§ Task objective
Retype all of the data exactly as given.

§ Entries provided
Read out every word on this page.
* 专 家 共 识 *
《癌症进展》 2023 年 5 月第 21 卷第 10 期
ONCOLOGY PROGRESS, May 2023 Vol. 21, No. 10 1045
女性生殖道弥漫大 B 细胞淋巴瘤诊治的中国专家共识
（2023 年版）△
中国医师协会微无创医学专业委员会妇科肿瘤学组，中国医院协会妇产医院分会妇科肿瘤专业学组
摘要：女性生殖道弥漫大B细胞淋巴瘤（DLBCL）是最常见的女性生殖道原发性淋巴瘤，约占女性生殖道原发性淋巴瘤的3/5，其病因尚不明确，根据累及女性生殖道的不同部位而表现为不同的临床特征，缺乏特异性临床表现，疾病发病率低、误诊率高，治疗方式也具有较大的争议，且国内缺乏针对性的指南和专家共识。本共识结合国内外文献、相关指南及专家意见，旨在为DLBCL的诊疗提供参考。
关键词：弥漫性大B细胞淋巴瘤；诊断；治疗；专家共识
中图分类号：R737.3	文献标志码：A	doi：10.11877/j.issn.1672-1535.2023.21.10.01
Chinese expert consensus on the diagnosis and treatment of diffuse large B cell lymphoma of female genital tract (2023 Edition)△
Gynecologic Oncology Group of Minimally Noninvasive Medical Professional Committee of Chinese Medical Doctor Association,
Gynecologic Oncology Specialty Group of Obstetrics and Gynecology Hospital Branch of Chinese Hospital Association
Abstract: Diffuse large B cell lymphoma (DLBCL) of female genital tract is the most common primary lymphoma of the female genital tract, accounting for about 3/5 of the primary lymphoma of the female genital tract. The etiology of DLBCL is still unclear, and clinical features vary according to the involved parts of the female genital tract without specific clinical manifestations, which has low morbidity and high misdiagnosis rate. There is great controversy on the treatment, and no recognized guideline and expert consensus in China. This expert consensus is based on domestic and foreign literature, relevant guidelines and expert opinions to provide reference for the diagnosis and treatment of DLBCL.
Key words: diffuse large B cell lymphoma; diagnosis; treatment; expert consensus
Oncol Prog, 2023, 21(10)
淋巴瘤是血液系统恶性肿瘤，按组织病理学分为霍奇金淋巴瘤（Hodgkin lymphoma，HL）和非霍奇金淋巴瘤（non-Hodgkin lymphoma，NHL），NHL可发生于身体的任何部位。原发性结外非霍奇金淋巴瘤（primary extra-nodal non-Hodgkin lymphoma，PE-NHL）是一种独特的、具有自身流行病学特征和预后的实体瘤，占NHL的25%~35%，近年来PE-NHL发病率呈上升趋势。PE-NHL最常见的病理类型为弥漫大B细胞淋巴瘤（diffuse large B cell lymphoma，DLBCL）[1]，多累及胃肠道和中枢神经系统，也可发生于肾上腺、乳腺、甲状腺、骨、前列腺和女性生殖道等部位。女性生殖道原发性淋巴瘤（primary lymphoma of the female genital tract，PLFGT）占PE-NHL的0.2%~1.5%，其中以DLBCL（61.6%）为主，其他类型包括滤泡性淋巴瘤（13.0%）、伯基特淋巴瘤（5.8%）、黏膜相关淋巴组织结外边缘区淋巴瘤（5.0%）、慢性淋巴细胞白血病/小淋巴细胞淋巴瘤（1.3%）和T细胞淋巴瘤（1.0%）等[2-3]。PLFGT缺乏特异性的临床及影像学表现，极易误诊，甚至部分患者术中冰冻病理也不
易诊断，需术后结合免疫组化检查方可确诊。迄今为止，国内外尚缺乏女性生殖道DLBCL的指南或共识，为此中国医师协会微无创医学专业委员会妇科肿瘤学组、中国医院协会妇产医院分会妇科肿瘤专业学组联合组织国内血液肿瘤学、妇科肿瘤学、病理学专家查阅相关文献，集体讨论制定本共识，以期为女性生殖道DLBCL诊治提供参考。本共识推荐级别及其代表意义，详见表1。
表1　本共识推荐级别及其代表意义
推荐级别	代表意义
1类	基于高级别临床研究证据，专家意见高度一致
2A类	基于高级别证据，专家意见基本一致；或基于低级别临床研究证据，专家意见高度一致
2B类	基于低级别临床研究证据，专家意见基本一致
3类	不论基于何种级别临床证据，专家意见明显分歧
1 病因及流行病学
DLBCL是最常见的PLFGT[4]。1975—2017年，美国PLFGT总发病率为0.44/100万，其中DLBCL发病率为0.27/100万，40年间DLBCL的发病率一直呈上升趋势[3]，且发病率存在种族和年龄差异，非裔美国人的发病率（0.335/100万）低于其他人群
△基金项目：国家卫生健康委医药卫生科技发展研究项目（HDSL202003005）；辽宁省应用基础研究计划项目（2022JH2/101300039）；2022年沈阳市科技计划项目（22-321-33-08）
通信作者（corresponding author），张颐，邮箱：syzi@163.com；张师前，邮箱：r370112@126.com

§ Solution to the exercise
Read out every word on this page.
* 专 家 共 识 *
《癌症进展》 2023 年 5 月第 21 卷第 10 期
ONCOLOGY PROGRESS, May 2023 Vol. 21, No. 10 1045
女性生殖道弥漫大 B 细胞淋巴瘤诊治的中国专家共识
（2023 年版）△
中国医师协会微无创医学专业委员会妇科肿瘤学组，中国医院协会妇产医院分会妇科肿瘤专业学组
摘要：女性生殖道弥漫大B细胞淋巴瘤（DLBCL）是最常见的女性生殖道原发性淋巴瘤，约占女性生殖道原发性淋巴瘤的3/5，其病因尚不明确，根据累及女性生殖道的不同部位而表现为不同的临床特征，缺乏特异性临床表现，疾病发病率低、误诊率高，治疗方式也具有较大的争议，且国内缺乏针对性的指南和专家共识。本共识结合国内外文献、相关指南及专家意见，旨在为DLBCL的诊疗提供参考。
关键词：弥漫性大B细胞淋巴瘤；诊断；治疗；专家共识
中图分类号：R737.3	文献标志码：A	doi：10.11877/j.issn.1672-1535.2023.21.10.01
Chinese expert consensus on the diagnosis and treatment of diffuse large B cell lymphoma of female genital tract (2023 Edition)△
Gynecologic Oncology Group of Minimally Noninvasive Medical Professional Committee of Chinese Medical Doctor Association,
Gynecologic Oncology Specialty Group of Obstetrics and Gynecology Hospital Branch of Chinese Hospital Association
Abstract: Diffuse large B cell lymphoma (DLBCL) of female genital tract is the most common primary lymphoma of the female genital tract, accounting for about 3/5 of the primary lymphoma of the female genital tract. The etiology of DLBCL is still unclear, and clinical features vary according to the involved parts of the female genital tract without specific clinical manifestations, which has low morbidity and high misdiagnosis rate. There is great controversy on the treatment, and no recognized guideline and expert consensus in China. This expert consensus is based on domestic and foreign literature, relevant guidelines and expert opinions to provide reference for the diagnosis and treatment of DLBCL.
Key words: diffuse large B cell lymphoma; diagnosis; treatment; expert consensus
Oncol Prog, 2023, 21(10)
淋巴瘤是血液系统恶性肿瘤，按组织病理学分为霍奇金淋巴瘤（Hodgkin lymphoma，HL）和非霍奇金淋巴瘤（non-Hodgkin lymphoma，NHL），NHL可发生于身体的任何部位。原发性结外非霍奇金淋巴瘤（primary extra-nodal non-Hodgkin lymphoma，PE-NHL）是一种独特的、具有自身流行病学特征和预后的实体瘤，占NHL的25%~35%，近年来PE-NHL发病率呈上升趋势。PE-NHL最常见的病理类型为弥漫大B细胞淋巴瘤（diffuse large B cell lymphoma，DLBCL）[1]，多累及胃肠道和中枢神经系统，也可发生于肾上腺、乳腺、甲状腺、骨、前列腺和女性生殖道等部位。女性生殖道原发性淋巴瘤（primary lymphoma of the female genital tract，PLFGT）占PE-NHL的0.2%~1.5%，其中以DLBCL（61.6%）为主，其他类型包括滤泡性淋巴瘤（13.0%）、伯基特淋巴瘤（5.8%）、黏膜相关淋巴组织结外边缘区淋巴瘤（5.0%）、慢性淋巴细胞白血病/小淋巴细胞淋巴瘤（1.3%）和T细胞淋巴瘤（1.0%）等[2-3]。PLFGT缺乏特异性的临床及影像学表现，极易误诊，甚至部分患者术中冰冻病理也不
易诊断，需术后结合免疫组化检查方可确诊。迄今为止，国内外尚缺乏女性生殖道DLBCL的指南或共识，为此中国医师协会微无创医学专业委员会妇科肿瘤学组、中国医院协会妇产医院分会妇科肿瘤专业学组联合组织国内血液肿瘤学、妇科肿瘤学、病理学专家查阅相关文献，集体讨论制定本共识，以期为女性生殖道DLBCL诊治提供参考。本共识推荐级别及其代表意义，详见表1。
表1　本共识推荐级别及其代表意义
推荐级别	代表意义
1类	基于高级别临床研究证据，专家意见高度一致
2A类	基于高级别证据，专家意见基本一致；或基于低级别临床研究证据，专家意见高度一致
2B类	基于低级别临床研究证据，专家意见基本一致
3类	不论基于何种级别临床证据，专家意见明显分歧
1 病因及流行病学
DLBCL是最常见的PLFGT[4]。1975—2017年，美国PLFGT总发病率为0.44/100万，其中DLBCL发病率为0.27/100万，40年间DLBCL的发病率一直呈上升趋势[3]，且发病率存在种族和年龄差异，非裔美国人的发病率（0.335/100万）低于其他人群
△基金项目：国家卫生健康委医药卫生科技发展研究项目（HDSL202003005）；辽宁省应用基础研究计划项目（2022JH2/101300039）；2022年沈阳市科技计划项目（22-321-33-08）
通信作者（corresponding author），张颐，邮箱：syzi@163.com；张师前，邮箱：r370112@126.com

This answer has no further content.